■ **DESCRIPTION OF THE TASK**
Pull each line holding the word "SDTVAR" from the data.

- - -

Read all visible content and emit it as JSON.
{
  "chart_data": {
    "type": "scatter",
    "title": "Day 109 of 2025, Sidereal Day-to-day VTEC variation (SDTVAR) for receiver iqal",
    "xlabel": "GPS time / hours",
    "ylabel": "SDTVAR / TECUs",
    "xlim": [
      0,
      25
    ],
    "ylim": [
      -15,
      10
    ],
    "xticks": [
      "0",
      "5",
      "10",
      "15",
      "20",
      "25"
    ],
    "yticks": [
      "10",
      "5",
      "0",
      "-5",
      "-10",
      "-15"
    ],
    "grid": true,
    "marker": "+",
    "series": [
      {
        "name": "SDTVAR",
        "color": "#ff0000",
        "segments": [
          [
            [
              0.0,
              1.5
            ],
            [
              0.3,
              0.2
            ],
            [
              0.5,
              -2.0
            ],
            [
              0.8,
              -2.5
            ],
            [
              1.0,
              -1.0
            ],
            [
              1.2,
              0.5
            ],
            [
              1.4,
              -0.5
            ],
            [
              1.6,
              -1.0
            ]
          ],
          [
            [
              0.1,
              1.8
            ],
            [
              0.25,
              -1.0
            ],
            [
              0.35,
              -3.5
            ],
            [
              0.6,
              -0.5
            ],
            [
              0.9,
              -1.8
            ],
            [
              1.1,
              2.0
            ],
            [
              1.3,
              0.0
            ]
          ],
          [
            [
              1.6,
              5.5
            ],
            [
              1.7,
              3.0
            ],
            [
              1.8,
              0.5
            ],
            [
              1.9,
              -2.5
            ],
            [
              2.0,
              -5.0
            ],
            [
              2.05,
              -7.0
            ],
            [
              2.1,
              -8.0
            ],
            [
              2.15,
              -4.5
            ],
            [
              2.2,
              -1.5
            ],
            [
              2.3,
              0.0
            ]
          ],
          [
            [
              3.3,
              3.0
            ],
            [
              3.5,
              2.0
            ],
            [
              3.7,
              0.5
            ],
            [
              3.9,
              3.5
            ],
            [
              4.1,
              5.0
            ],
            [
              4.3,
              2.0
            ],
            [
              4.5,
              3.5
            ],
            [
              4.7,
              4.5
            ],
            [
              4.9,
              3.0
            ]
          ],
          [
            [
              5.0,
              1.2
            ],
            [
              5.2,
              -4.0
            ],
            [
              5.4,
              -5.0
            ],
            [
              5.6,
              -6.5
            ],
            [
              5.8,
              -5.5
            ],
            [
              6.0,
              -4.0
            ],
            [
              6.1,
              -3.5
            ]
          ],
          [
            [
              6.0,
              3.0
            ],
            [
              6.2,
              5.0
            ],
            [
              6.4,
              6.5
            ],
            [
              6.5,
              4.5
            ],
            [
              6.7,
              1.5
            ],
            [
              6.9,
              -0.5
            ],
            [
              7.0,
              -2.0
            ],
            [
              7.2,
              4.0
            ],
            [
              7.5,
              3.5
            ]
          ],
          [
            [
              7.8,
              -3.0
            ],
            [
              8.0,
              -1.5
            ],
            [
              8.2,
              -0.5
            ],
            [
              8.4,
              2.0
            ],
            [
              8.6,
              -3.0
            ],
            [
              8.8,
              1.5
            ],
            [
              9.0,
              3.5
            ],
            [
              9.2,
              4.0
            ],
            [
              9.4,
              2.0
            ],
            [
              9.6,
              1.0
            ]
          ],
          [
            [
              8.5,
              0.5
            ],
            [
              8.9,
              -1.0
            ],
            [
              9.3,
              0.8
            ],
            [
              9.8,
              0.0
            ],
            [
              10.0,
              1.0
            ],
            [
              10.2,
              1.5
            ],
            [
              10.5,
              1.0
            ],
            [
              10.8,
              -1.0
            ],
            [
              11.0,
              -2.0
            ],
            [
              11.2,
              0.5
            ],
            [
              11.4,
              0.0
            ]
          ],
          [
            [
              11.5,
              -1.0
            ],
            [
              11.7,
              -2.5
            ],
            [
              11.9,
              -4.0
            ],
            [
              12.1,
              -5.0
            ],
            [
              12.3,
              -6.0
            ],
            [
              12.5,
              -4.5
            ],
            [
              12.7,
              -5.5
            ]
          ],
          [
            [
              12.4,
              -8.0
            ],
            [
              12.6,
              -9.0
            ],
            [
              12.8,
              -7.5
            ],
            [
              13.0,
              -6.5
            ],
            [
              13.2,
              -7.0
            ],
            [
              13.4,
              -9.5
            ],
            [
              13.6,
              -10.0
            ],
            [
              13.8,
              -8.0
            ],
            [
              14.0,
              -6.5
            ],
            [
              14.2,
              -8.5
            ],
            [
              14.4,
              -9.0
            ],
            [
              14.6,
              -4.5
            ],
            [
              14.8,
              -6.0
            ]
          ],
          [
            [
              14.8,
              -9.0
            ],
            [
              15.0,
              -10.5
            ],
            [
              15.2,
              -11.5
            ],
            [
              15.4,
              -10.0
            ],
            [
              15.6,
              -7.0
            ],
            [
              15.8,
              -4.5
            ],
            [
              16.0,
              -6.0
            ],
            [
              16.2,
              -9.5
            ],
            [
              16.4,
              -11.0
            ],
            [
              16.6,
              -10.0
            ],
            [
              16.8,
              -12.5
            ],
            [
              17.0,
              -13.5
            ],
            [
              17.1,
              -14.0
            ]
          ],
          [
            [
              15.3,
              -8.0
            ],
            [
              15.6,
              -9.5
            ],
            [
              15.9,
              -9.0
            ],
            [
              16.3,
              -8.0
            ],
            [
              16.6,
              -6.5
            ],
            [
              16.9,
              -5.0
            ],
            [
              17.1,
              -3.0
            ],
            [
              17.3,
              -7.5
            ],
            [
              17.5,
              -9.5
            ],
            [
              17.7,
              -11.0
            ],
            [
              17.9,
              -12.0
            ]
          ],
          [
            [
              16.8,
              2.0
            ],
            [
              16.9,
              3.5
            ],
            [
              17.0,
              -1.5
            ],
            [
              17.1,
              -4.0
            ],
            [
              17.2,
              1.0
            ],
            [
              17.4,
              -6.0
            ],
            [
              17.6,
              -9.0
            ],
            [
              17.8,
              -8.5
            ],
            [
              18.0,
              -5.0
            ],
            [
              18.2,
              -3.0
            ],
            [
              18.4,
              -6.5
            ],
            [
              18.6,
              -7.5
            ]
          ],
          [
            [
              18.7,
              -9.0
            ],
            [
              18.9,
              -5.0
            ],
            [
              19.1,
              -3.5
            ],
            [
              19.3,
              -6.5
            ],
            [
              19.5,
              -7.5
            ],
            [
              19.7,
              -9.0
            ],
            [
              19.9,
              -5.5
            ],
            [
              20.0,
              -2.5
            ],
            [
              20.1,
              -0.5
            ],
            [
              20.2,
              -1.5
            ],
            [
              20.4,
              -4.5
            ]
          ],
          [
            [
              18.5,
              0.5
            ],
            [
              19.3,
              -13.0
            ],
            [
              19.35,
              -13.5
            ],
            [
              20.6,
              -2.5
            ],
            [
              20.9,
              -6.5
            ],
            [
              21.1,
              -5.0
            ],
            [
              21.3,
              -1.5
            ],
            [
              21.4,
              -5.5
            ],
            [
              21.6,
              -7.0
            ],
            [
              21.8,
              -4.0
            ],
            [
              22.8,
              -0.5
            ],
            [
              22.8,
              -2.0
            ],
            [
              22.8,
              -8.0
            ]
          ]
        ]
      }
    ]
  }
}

- - -

■ **ANSWER**
    "title": "Day 109 of 2025, Sidereal Day-to-day VTEC variation (SDTVAR) for receiver iqal",
    "ylabel": "SDTVAR / TECUs",
        "name": "SDTVAR",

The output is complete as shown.